## Extracted data entries

□ □ □ □ □

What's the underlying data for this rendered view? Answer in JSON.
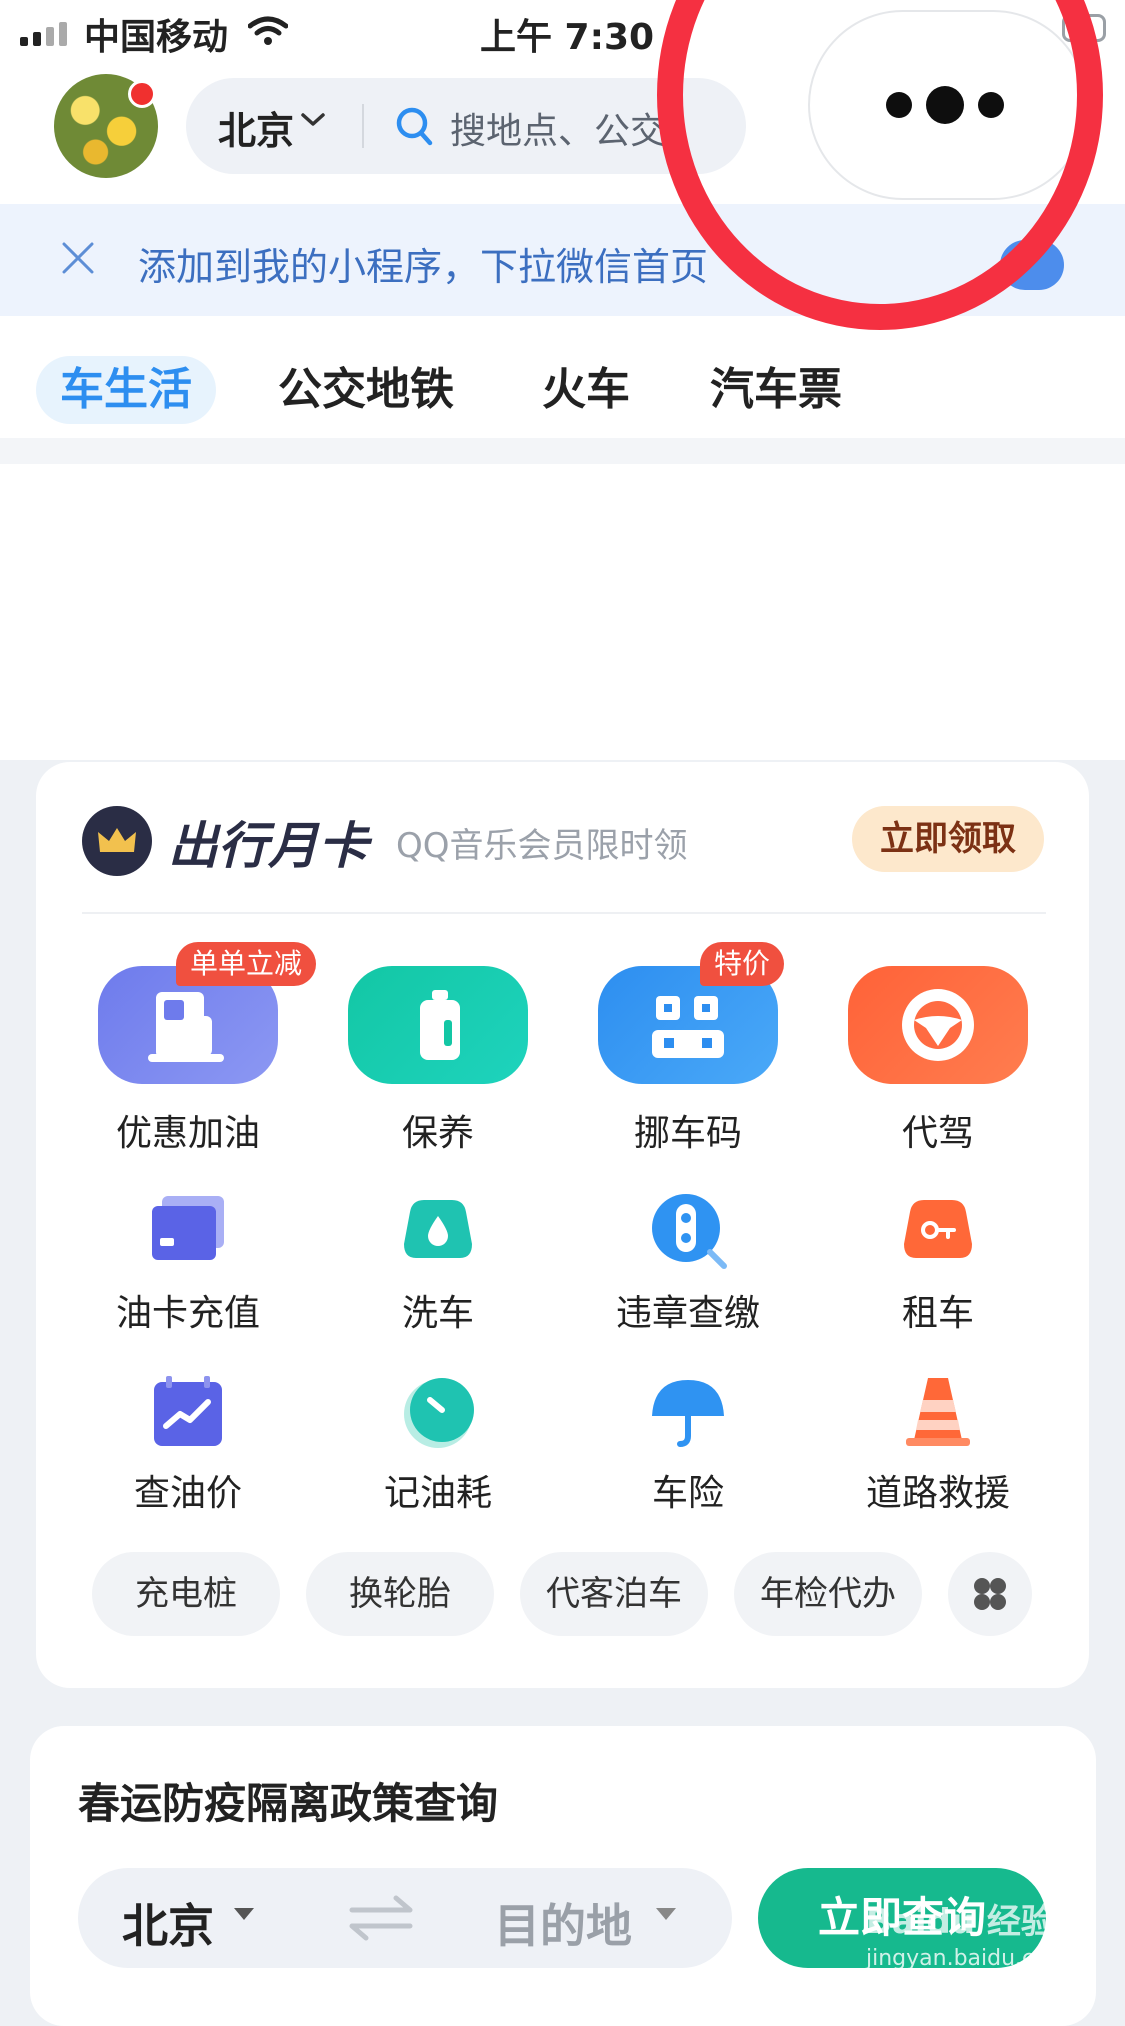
{
  "status_bar": {
    "carrier": "中国移动",
    "time": "上午 7:30"
  },
  "header": {
    "city": "北京",
    "search_placeholder": "搜地点、公交"
  },
  "banner": {
    "text": "添加到我的小程序，下拉微信首页"
  },
  "tabs": [
    {
      "label": "车生活",
      "active": true
    },
    {
      "label": "公交地铁",
      "active": false
    },
    {
      "label": "火车",
      "active": false
    },
    {
      "label": "汽车票",
      "active": false
    }
  ],
  "membership": {
    "title": "出行月卡",
    "subtitle": "QQ音乐会员限时领",
    "claim_label": "立即领取"
  },
  "main_services": [
    {
      "label": "优惠加油",
      "icon": "fuel-pump-icon",
      "tag": "单单立减",
      "color": "#7b86ef"
    },
    {
      "label": "保养",
      "icon": "oil-can-icon",
      "tag": "",
      "color": "#18c7a9"
    },
    {
      "label": "挪车码",
      "icon": "qr-car-icon",
      "tag": "特价",
      "color": "#3a9bf5"
    },
    {
      "label": "代驾",
      "icon": "steering-wheel-icon",
      "tag": "",
      "color": "#ff6b42"
    }
  ],
  "grid_services": [
    {
      "label": "油卡充值",
      "icon": "fuel-card-icon",
      "color": "#5a63e6"
    },
    {
      "label": "洗车",
      "icon": "car-wash-icon",
      "color": "#1fc3b1"
    },
    {
      "label": "违章查缴",
      "icon": "traffic-light-search-icon",
      "color": "#2f93f2"
    },
    {
      "label": "租车",
      "icon": "rental-car-key-icon",
      "color": "#ff6838"
    },
    {
      "label": "查油价",
      "icon": "price-chart-calendar-icon",
      "color": "#5a63e6"
    },
    {
      "label": "记油耗",
      "icon": "timer-icon",
      "color": "#1fc3b1"
    },
    {
      "label": "车险",
      "icon": "umbrella-icon",
      "color": "#2f93f2"
    },
    {
      "label": "道路救援",
      "icon": "traffic-cone-icon",
      "color": "#ff6838"
    }
  ],
  "chips": [
    "充电桩",
    "换轮胎",
    "代客泊车",
    "年检代办"
  ],
  "policy": {
    "title": "春运防疫隔离政策查询",
    "from": "北京",
    "to": "目的地",
    "button": "立即查询"
  },
  "watermark": {
    "text": "Baidu 经验",
    "url": "jingyan.baidu.com"
  }
}
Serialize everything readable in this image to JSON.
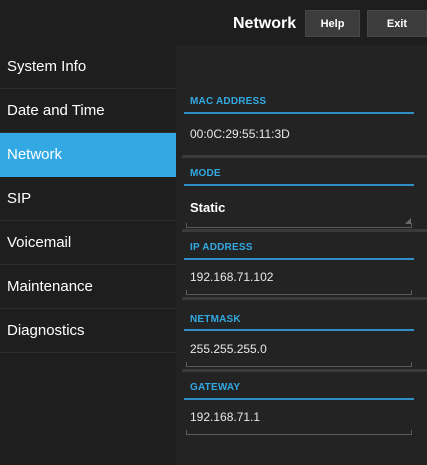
{
  "header": {
    "title": "Network",
    "help_label": "Help",
    "exit_label": "Exit"
  },
  "sidebar": {
    "items": [
      {
        "label": "System Info"
      },
      {
        "label": "Date and Time"
      },
      {
        "label": "Network"
      },
      {
        "label": "SIP"
      },
      {
        "label": "Voicemail"
      },
      {
        "label": "Maintenance"
      },
      {
        "label": "Diagnostics"
      }
    ],
    "active_label": "Network"
  },
  "fields": {
    "mac": {
      "label": "MAC ADDRESS",
      "value": "00:0C:29:55:11:3D"
    },
    "mode": {
      "label": "MODE",
      "value": "Static"
    },
    "ip": {
      "label": "IP ADDRESS",
      "value": "192.168.71.102"
    },
    "netmask": {
      "label": "NETMASK",
      "value": "255.255.255.0"
    },
    "gateway": {
      "label": "GATEWAY",
      "value": "192.168.71.1"
    }
  },
  "colors": {
    "accent": "#33a9e3",
    "background": "#1e1e1e"
  }
}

□ □ □ □ □

## Written exercise
Print all of the entries word for word. Omit the pictures they contain.

## Finished task
What's the underlying data for this rendered view? Answer in JSON.
{
  "status_bar": {
    "carrier": "中国移动",
    "time": "上午 7:30"
  },
  "header": {
    "city": "北京",
    "search_placeholder": "搜地点、公交"
  },
  "banner": {
    "text": "添加到我的小程序，下拉微信首页"
  },
  "tabs": [
    {
      "label": "车生活",
      "active": true
    },
    {
      "label": "公交地铁",
      "active": false
    },
    {
      "label": "火车",
      "active": false
    },
    {
      "label": "汽车票",
      "active": false
    }
  ],
  "membership": {
    "title": "出行月卡",
    "subtitle": "QQ音乐会员限时领",
    "claim_label": "立即领取"
  },
  "main_services": [
    {
      "label": "优惠加油",
      "icon": "fuel-pump-icon",
      "tag": "单单立减",
      "color": "#7b86ef"
    },
    {
      "label": "保养",
      "icon": "oil-can-icon",
      "tag": "",
      "color": "#18c7a9"
    },
    {
      "label": "挪车码",
      "icon": "qr-car-icon",
      "tag": "特价",
      "color": "#3a9bf5"
    },
    {
      "label": "代驾",
      "icon": "steering-wheel-icon",
      "tag": "",
      "color": "#ff6b42"
    }
  ],
  "grid_services": [
    {
      "label": "油卡充值",
      "icon": "fuel-card-icon",
      "color": "#5a63e6"
    },
    {
      "label": "洗车",
      "icon": "car-wash-icon",
      "color": "#1fc3b1"
    },
    {
      "label": "违章查缴",
      "icon": "traffic-light-search-icon",
      "color": "#2f93f2"
    },
    {
      "label": "租车",
      "icon": "rental-car-key-icon",
      "color": "#ff6838"
    },
    {
      "label": "查油价",
      "icon": "price-chart-calendar-icon",
      "color": "#5a63e6"
    },
    {
      "label": "记油耗",
      "icon": "timer-icon",
      "color": "#1fc3b1"
    },
    {
      "label": "车险",
      "icon": "umbrella-icon",
      "color": "#2f93f2"
    },
    {
      "label": "道路救援",
      "icon": "traffic-cone-icon",
      "color": "#ff6838"
    }
  ],
  "chips": [
    "充电桩",
    "换轮胎",
    "代客泊车",
    "年检代办"
  ],
  "policy": {
    "title": "春运防疫隔离政策查询",
    "from": "北京",
    "to": "目的地",
    "button": "立即查询"
  },
  "watermark": {
    "text": "Baidu 经验",
    "url": "jingyan.baidu.com"
  }
}
Serialize everything readable in this image to JSON.
{
  "header": {
    "title": "Network",
    "help_label": "Help",
    "exit_label": "Exit"
  },
  "sidebar": {
    "items": [
      {
        "label": "System Info"
      },
      {
        "label": "Date and Time"
      },
      {
        "label": "Network"
      },
      {
        "label": "SIP"
      },
      {
        "label": "Voicemail"
      },
      {
        "label": "Maintenance"
      },
      {
        "label": "Diagnostics"
      }
    ],
    "active_label": "Network"
  },
  "fields": {
    "mac": {
      "label": "MAC ADDRESS",
      "value": "00:0C:29:55:11:3D"
    },
    "mode": {
      "label": "MODE",
      "value": "Static"
    },
    "ip": {
      "label": "IP ADDRESS",
      "value": "192.168.71.102"
    },
    "netmask": {
      "label": "NETMASK",
      "value": "255.255.255.0"
    },
    "gateway": {
      "label": "GATEWAY",
      "value": "192.168.71.1"
    }
  },
  "colors": {
    "accent": "#33a9e3",
    "background": "#1e1e1e"
  }
}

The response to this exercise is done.